**WHAT THE EXERCISE ASKS**
With the images removed, repeat the data below exactly.

+ + + +

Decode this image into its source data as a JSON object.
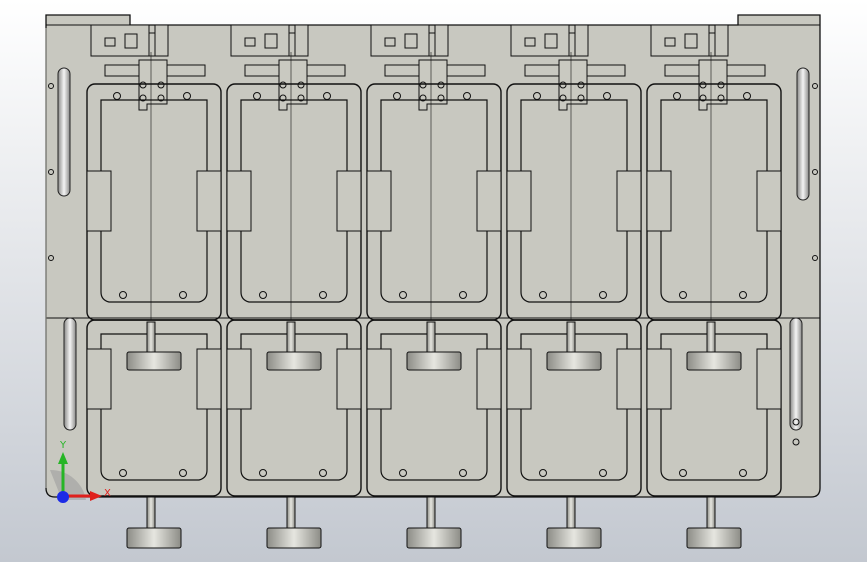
{
  "viewport": {
    "background_top": "#ffffff",
    "background_bottom": "#c3c8d0"
  },
  "model": {
    "body_fill": "#c8c8c0",
    "panel_fill": "#c9c9c1",
    "edge_color": "#111111",
    "shadow_color": "#8f9088",
    "slot_fill": "#e9e9e9",
    "station_count": 5
  },
  "triad": {
    "x_label": "X",
    "y_label": "Y",
    "x_color": "#e0201c",
    "y_color": "#26b526",
    "z_color": "#1c2be6"
  }
}
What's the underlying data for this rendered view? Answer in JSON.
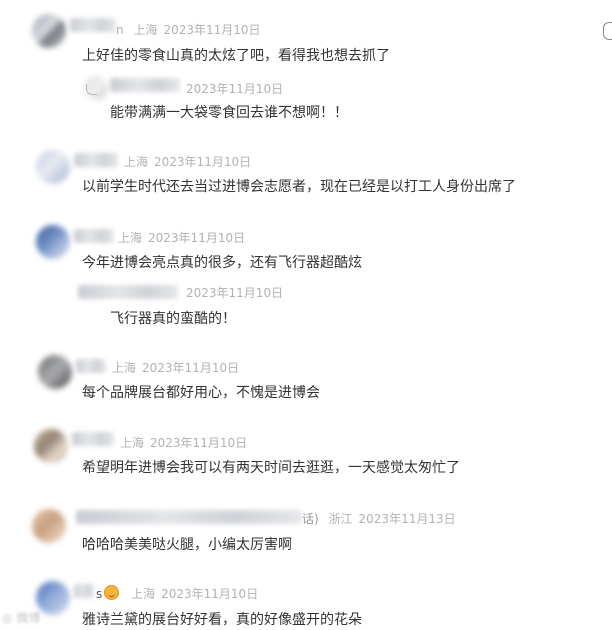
{
  "comments": [
    {
      "location": "上海",
      "date": "2023年11月10日",
      "name_suffix": "n",
      "text": "上好佳的零食山真的太炫了吧，看得我也想去抓了",
      "reply": {
        "date": "2023年11月10日",
        "text": "能带满满一大袋零食回去谁不想啊！！"
      }
    },
    {
      "location": "上海",
      "date": "2023年11月10日",
      "text": "以前学生时代还去当过进博会志愿者，现在已经是以打工人身份出席了"
    },
    {
      "location": "上海",
      "date": "2023年11月10日",
      "text": "今年进博会亮点真的很多，还有飞行器超酷炫",
      "reply": {
        "date": "2023年11月10日",
        "text": "飞行器真的蛮酷的！"
      }
    },
    {
      "location": "上海",
      "date": "2023年11月10日",
      "text": "每个品牌展台都好用心，不愧是进博会"
    },
    {
      "location": "上海",
      "date": "2023年11月10日",
      "text": "希望明年进博会我可以有两天时间去逛逛，一天感觉太匆忙了"
    },
    {
      "location": "浙江",
      "date": "2023年11月13日",
      "name_suffix": "话)",
      "text": "哈哈哈美美哒火腿，小编太厉害啊"
    },
    {
      "location": "上海",
      "date": "2023年11月10日",
      "name_suffix": "s",
      "text": "雅诗兰黛的展台好好看，真的好像盛开的花朵"
    }
  ],
  "watermark": "微博"
}
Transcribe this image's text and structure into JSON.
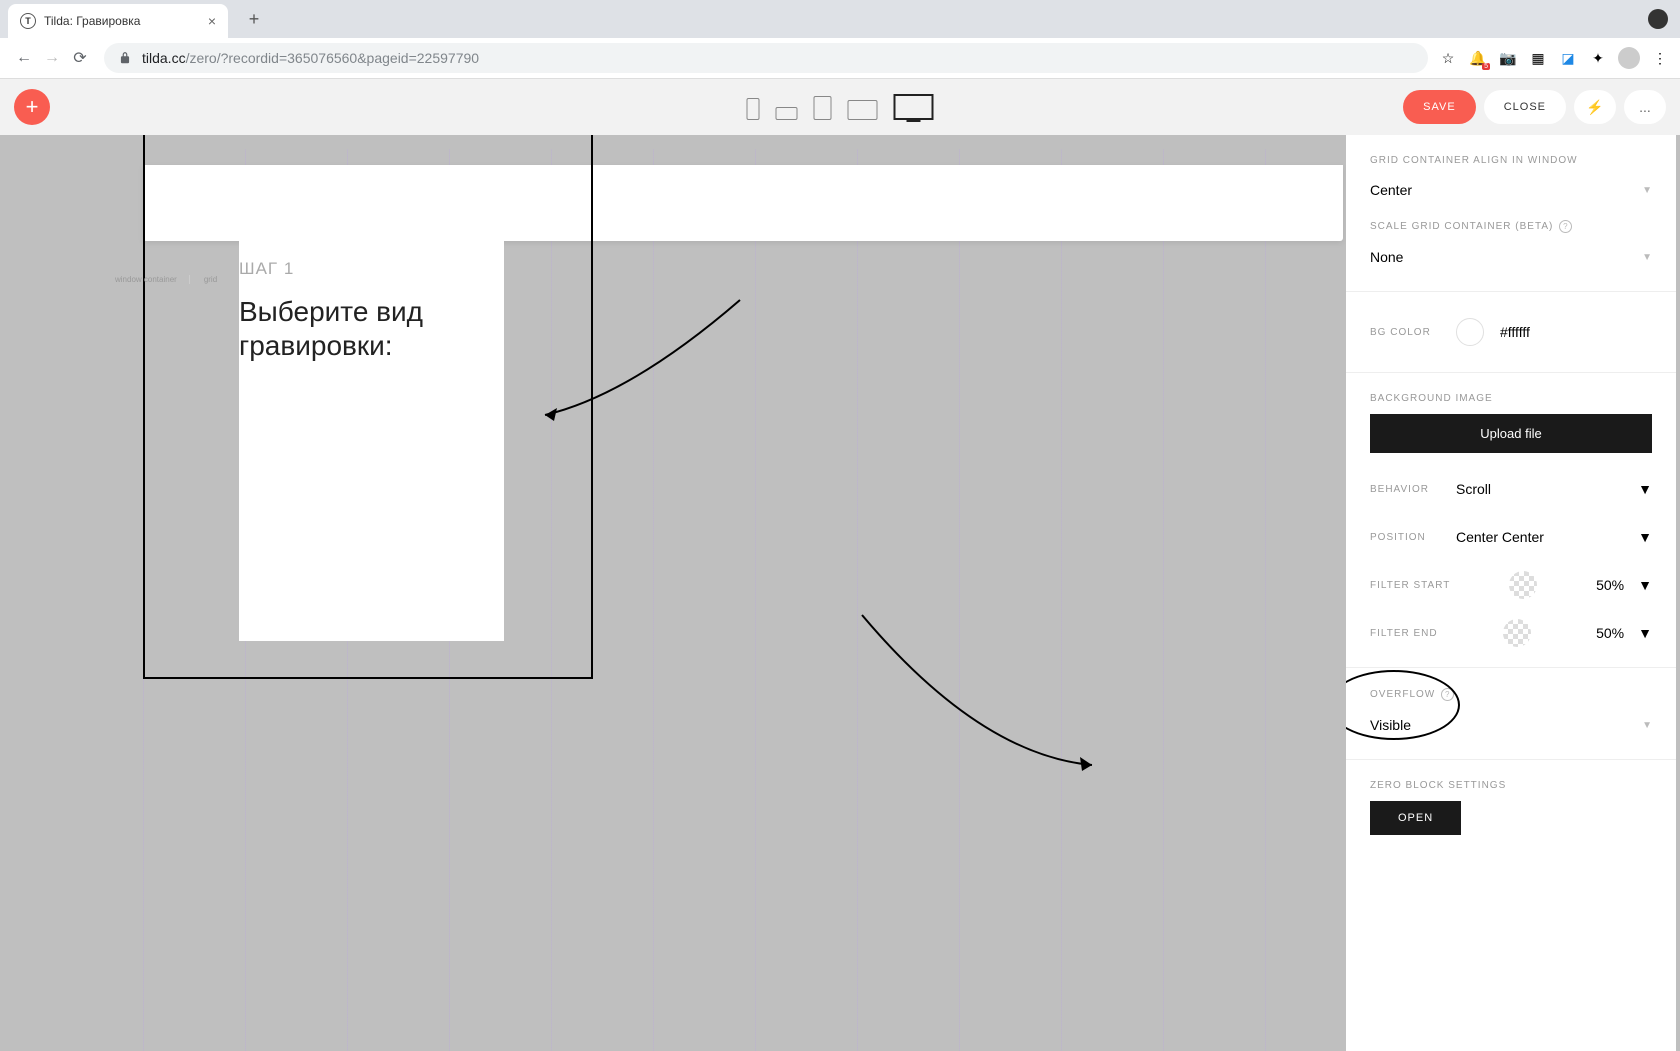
{
  "browser": {
    "tab_title": "Tilda: Гравировка",
    "url_host": "tilda.cc",
    "url_path": "/zero/?recordid=365076560&pageid=22597790"
  },
  "toolbar": {
    "save": "SAVE",
    "close": "CLOSE",
    "lightning": "⚡",
    "more": "..."
  },
  "canvas": {
    "step_label": "ШАГ 1",
    "heading": "Выберите вид гравировки:",
    "ctx_window": "window container",
    "ctx_grid": "grid"
  },
  "panel": {
    "grid_align_label": "GRID CONTAINER ALIGN IN WINDOW",
    "grid_align_value": "Center",
    "scale_label": "SCALE GRID CONTAINER (BETA)",
    "scale_value": "None",
    "bgcolor_label": "BG COLOR",
    "bgcolor_value": "#ffffff",
    "bgimage_label": "BACKGROUND IMAGE",
    "upload_label": "Upload file",
    "behavior_label": "BEHAVIOR",
    "behavior_value": "Scroll",
    "position_label": "POSITION",
    "position_value": "Center Center",
    "filter_start_label": "FILTER START",
    "filter_start_value": "50%",
    "filter_end_label": "FILTER END",
    "filter_end_value": "50%",
    "overflow_label": "OVERFLOW",
    "overflow_value": "Visible",
    "zero_label": "ZERO BLOCK SETTINGS",
    "open_label": "OPEN"
  }
}
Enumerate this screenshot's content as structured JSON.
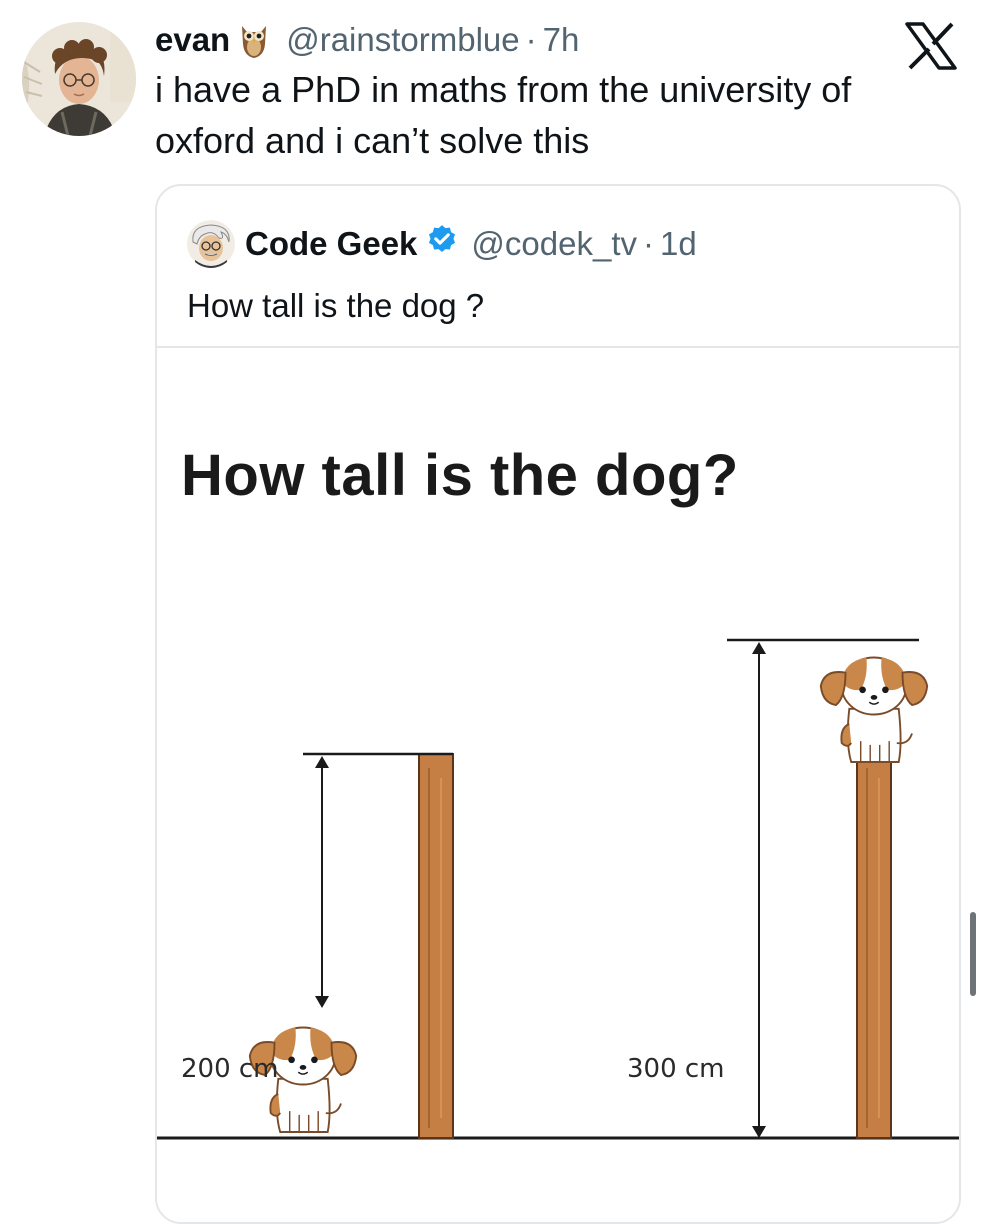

+ + + +

**ANSWER TO THIS PROBLEM**
Decode this image into its source data as a JSON object.
{
  "viewport": {
    "background_top": "#ffffff",
    "background_bottom": "#c3c8d0"
  },
  "model": {
    "body_fill": "#c8c8c0",
    "panel_fill": "#c9c9c1",
    "edge_color": "#111111",
    "shadow_color": "#8f9088",
    "slot_fill": "#e9e9e9",
    "station_count": 5
  },
  "triad": {
    "x_label": "X",
    "y_label": "Y",
    "x_color": "#e0201c",
    "y_color": "#26b526",
    "z_color": "#1c2be6"
  }
}
What's the underlying data for this rendered view? Answer in JSON.
{
  "comments": [
    {
      "location": "上海",
      "date": "2023年11月10日",
      "name_suffix": "n",
      "text": "上好佳的零食山真的太炫了吧，看得我也想去抓了",
      "reply": {
        "date": "2023年11月10日",
        "text": "能带满满一大袋零食回去谁不想啊！！"
      }
    },
    {
      "location": "上海",
      "date": "2023年11月10日",
      "text": "以前学生时代还去当过进博会志愿者，现在已经是以打工人身份出席了"
    },
    {
      "location": "上海",
      "date": "2023年11月10日",
      "text": "今年进博会亮点真的很多，还有飞行器超酷炫",
      "reply": {
        "date": "2023年11月10日",
        "text": "飞行器真的蛮酷的！"
      }
    },
    {
      "location": "上海",
      "date": "2023年11月10日",
      "text": "每个品牌展台都好用心，不愧是进博会"
    },
    {
      "location": "上海",
      "date": "2023年11月10日",
      "text": "希望明年进博会我可以有两天时间去逛逛，一天感觉太匆忙了"
    },
    {
      "location": "浙江",
      "date": "2023年11月13日",
      "name_suffix": "话)",
      "text": "哈哈哈美美哒火腿，小编太厉害啊"
    },
    {
      "location": "上海",
      "date": "2023年11月10日",
      "name_suffix": "s",
      "text": "雅诗兰黛的展台好好看，真的好像盛开的花朵"
    }
  ],
  "watermark": "微博"
}
Transcribe this image's text and structure into JSON.
{
  "browser": {
    "tab_title": "Tilda: Гравировка",
    "url_host": "tilda.cc",
    "url_path": "/zero/?recordid=365076560&pageid=22597790"
  },
  "toolbar": {
    "save": "SAVE",
    "close": "CLOSE",
    "lightning": "⚡",
    "more": "..."
  },
  "canvas": {
    "step_label": "ШАГ 1",
    "heading": "Выберите вид гравировки:",
    "ctx_window": "window container",
    "ctx_grid": "grid"
  },
  "panel": {
    "grid_align_label": "GRID CONTAINER ALIGN IN WINDOW",
    "grid_align_value": "Center",
    "scale_label": "SCALE GRID CONTAINER (BETA)",
    "scale_value": "None",
    "bgcolor_label": "BG COLOR",
    "bgcolor_value": "#ffffff",
    "bgimage_label": "BACKGROUND IMAGE",
    "upload_label": "Upload file",
    "behavior_label": "BEHAVIOR",
    "behavior_value": "Scroll",
    "position_label": "POSITION",
    "position_value": "Center Center",
    "filter_start_label": "FILTER START",
    "filter_start_value": "50%",
    "filter_end_label": "FILTER END",
    "filter_end_value": "50%",
    "overflow_label": "OVERFLOW",
    "overflow_value": "Visible",
    "zero_label": "ZERO BLOCK SETTINGS",
    "open_label": "OPEN"
  }
}
Enumerate this screenshot's content as structured JSON.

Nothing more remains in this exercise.